INSTRUCTIONS TO FOLLOW: Wherever the string "triangle" appears in the listing, copy that line.

****

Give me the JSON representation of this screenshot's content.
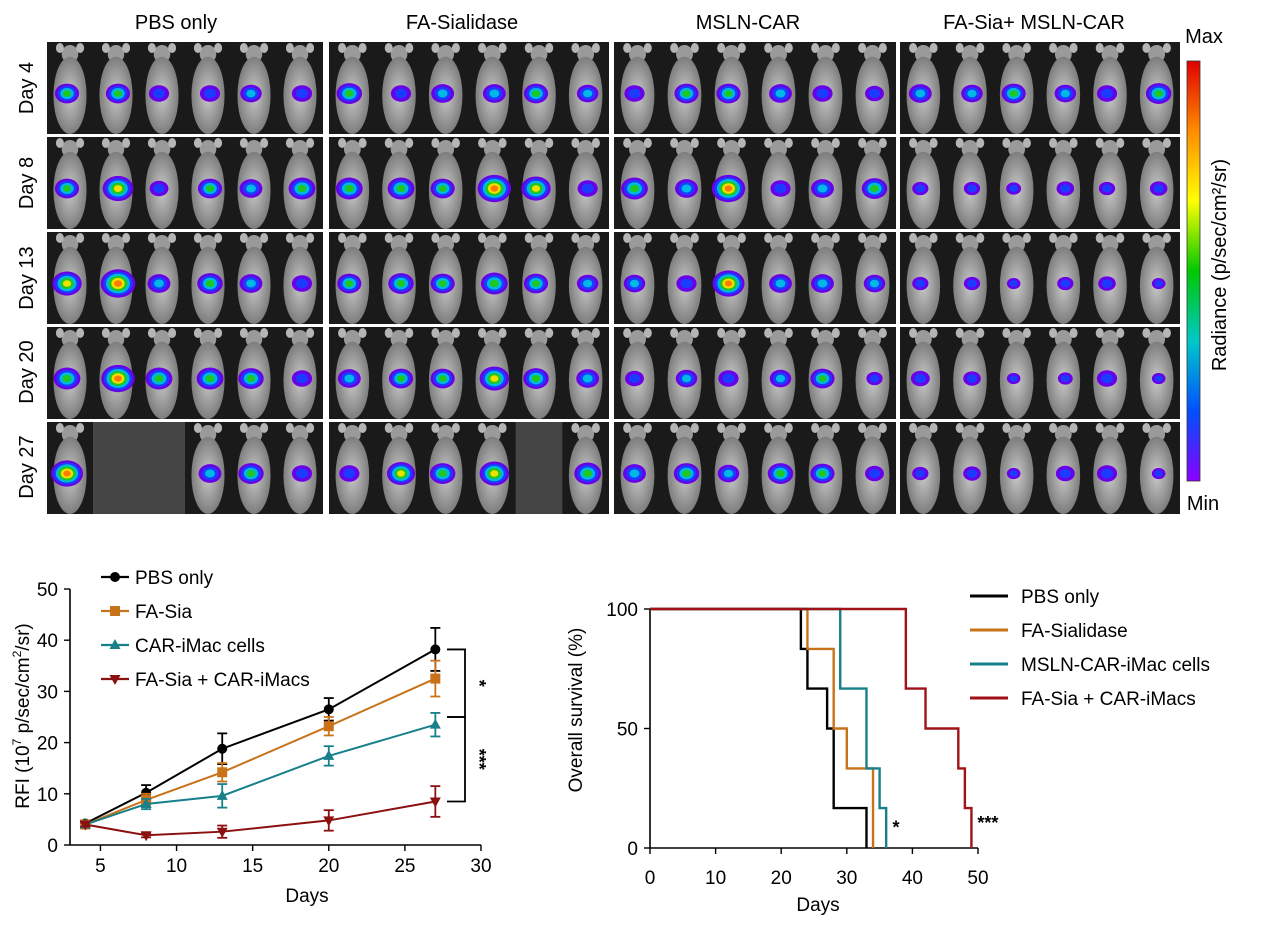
{
  "imaging": {
    "groups": [
      "PBS only",
      "FA-Sialidase",
      "MSLN-CAR",
      "FA-Sia+ MSLN-CAR"
    ],
    "days": [
      "Day 4",
      "Day 8",
      "Day 13",
      "Day 20",
      "Day 27"
    ],
    "mice_per_group": 6,
    "missing_mice": [
      {
        "group": 0,
        "day": 4,
        "mice": [
          1,
          2
        ]
      },
      {
        "group": 1,
        "day": 4,
        "mice": [
          4
        ]
      }
    ],
    "signal_levels": [
      [
        [
          0.5,
          0.5,
          0.35,
          0.35,
          0.4,
          0.35
        ],
        [
          0.5,
          0.75,
          0.3,
          0.5,
          0.45,
          0.6
        ],
        [
          0.7,
          0.9,
          0.45,
          0.55,
          0.45,
          0.35
        ],
        [
          0.6,
          0.85,
          0.6,
          0.6,
          0.55,
          0.35
        ],
        [
          0.8,
          0,
          0,
          0.45,
          0.55,
          0.35
        ]
      ],
      [
        [
          0.55,
          0.35,
          0.45,
          0.45,
          0.5,
          0.4
        ],
        [
          0.6,
          0.6,
          0.5,
          0.85,
          0.7,
          0.35
        ],
        [
          0.5,
          0.55,
          0.5,
          0.6,
          0.5,
          0.4
        ],
        [
          0.45,
          0.5,
          0.5,
          0.7,
          0.55,
          0.45
        ],
        [
          0.35,
          0.65,
          0.55,
          0.7,
          0,
          0.6
        ]
      ],
      [
        [
          0.35,
          0.5,
          0.5,
          0.45,
          0.35,
          0.3
        ],
        [
          0.6,
          0.45,
          0.85,
          0.35,
          0.45,
          0.55
        ],
        [
          0.4,
          0.35,
          0.8,
          0.45,
          0.45,
          0.4
        ],
        [
          0.3,
          0.4,
          0.35,
          0.4,
          0.5,
          0.2
        ],
        [
          0.45,
          0.55,
          0.4,
          0.55,
          0.5,
          0.3
        ]
      ],
      [
        [
          0.45,
          0.4,
          0.5,
          0.4,
          0.35,
          0.55
        ],
        [
          0.2,
          0.2,
          0.15,
          0.25,
          0.2,
          0.25
        ],
        [
          0.2,
          0.2,
          0.1,
          0.2,
          0.25,
          0.1
        ],
        [
          0.3,
          0.25,
          0.1,
          0.15,
          0.35,
          0.1
        ],
        [
          0.2,
          0.25,
          0.1,
          0.3,
          0.35,
          0.1
        ]
      ]
    ]
  },
  "colorbar": {
    "label": "Radiance (p/sec/cm²/sr)",
    "max_label": "Max",
    "min_label": "Min",
    "colors": [
      "#e00000",
      "#ff8c00",
      "#ffff00",
      "#00c800",
      "#00c8c8",
      "#0050ff",
      "#8a00ff"
    ]
  },
  "chart_data": [
    {
      "type": "line",
      "ylabel_base": "RFI (10",
      "ylabel_exp": "7",
      "ylabel_rest": " p/sec/cm",
      "ylabel_exp2": "2",
      "ylabel_end": "/sr)",
      "xlabel": "Days",
      "xlim": [
        3,
        30
      ],
      "ylim": [
        0,
        50
      ],
      "xticks": [
        5,
        10,
        15,
        20,
        25,
        30
      ],
      "yticks": [
        0,
        10,
        20,
        30,
        40,
        50
      ],
      "x": [
        4,
        8,
        13,
        20,
        27
      ],
      "legend_position": "top-left",
      "series": [
        {
          "name": "PBS only",
          "color": "#000000",
          "marker": "circle",
          "values": [
            4.2,
            10.2,
            18.8,
            26.5,
            38.2
          ],
          "errors": [
            0.6,
            1.5,
            3.0,
            2.2,
            4.2
          ]
        },
        {
          "name": "FA-Sia",
          "color": "#c8731a",
          "marker": "square",
          "values": [
            4.0,
            8.8,
            14.2,
            23.2,
            32.5
          ],
          "errors": [
            0.5,
            1.2,
            1.8,
            1.8,
            3.5
          ]
        },
        {
          "name": "CAR-iMac cells",
          "color": "#17808a",
          "marker": "triangle-up",
          "values": [
            4.0,
            8.0,
            9.6,
            17.4,
            23.5
          ],
          "errors": [
            0.5,
            1.0,
            2.3,
            1.9,
            2.3
          ]
        },
        {
          "name": "FA-Sia + CAR-iMacs",
          "color": "#8b1010",
          "marker": "triangle-down",
          "values": [
            4.0,
            1.9,
            2.6,
            4.8,
            8.5
          ],
          "errors": [
            0.4,
            0.4,
            1.2,
            2.0,
            3.0
          ]
        }
      ],
      "significance": [
        {
          "label": "*",
          "from": 38.2,
          "to": 25.0
        },
        {
          "label": "***",
          "from": 25.0,
          "to": 8.5
        }
      ]
    },
    {
      "type": "line",
      "step": true,
      "ylabel": "Overall survival (%)",
      "xlabel": "Days",
      "xlim": [
        0,
        50
      ],
      "ylim": [
        0,
        100
      ],
      "xticks": [
        0,
        10,
        20,
        30,
        40,
        50
      ],
      "yticks": [
        0,
        50,
        100
      ],
      "legend_position": "top-right",
      "series": [
        {
          "name": "PBS only",
          "color": "#000000",
          "x": [
            0,
            23,
            24,
            25,
            27,
            28,
            33
          ],
          "values": [
            100,
            83.3,
            66.7,
            66.7,
            50,
            16.7,
            0
          ]
        },
        {
          "name": "FA-Sialidase",
          "color": "#c8731a",
          "x": [
            0,
            24,
            28,
            30,
            33,
            34
          ],
          "values": [
            100,
            83.3,
            50,
            33.3,
            33.3,
            0
          ]
        },
        {
          "name": "MSLN-CAR-iMac cells",
          "color": "#17808a",
          "x": [
            0,
            29,
            33,
            34,
            35,
            36
          ],
          "values": [
            100,
            66.7,
            33.3,
            33.3,
            16.7,
            0
          ]
        },
        {
          "name": "FA-Sia + CAR-iMacs",
          "color": "#a01218",
          "x": [
            0,
            39,
            42,
            47,
            48,
            49
          ],
          "values": [
            100,
            66.7,
            50,
            33.3,
            16.7,
            0
          ]
        }
      ],
      "annotations": [
        {
          "label": "*",
          "x": 37.5,
          "y": 6
        },
        {
          "label": "***",
          "x": 51.5,
          "y": 8
        }
      ]
    }
  ]
}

****

YOUR SOLUTION:
          "marker": "triangle-up",
          "marker": "triangle-down",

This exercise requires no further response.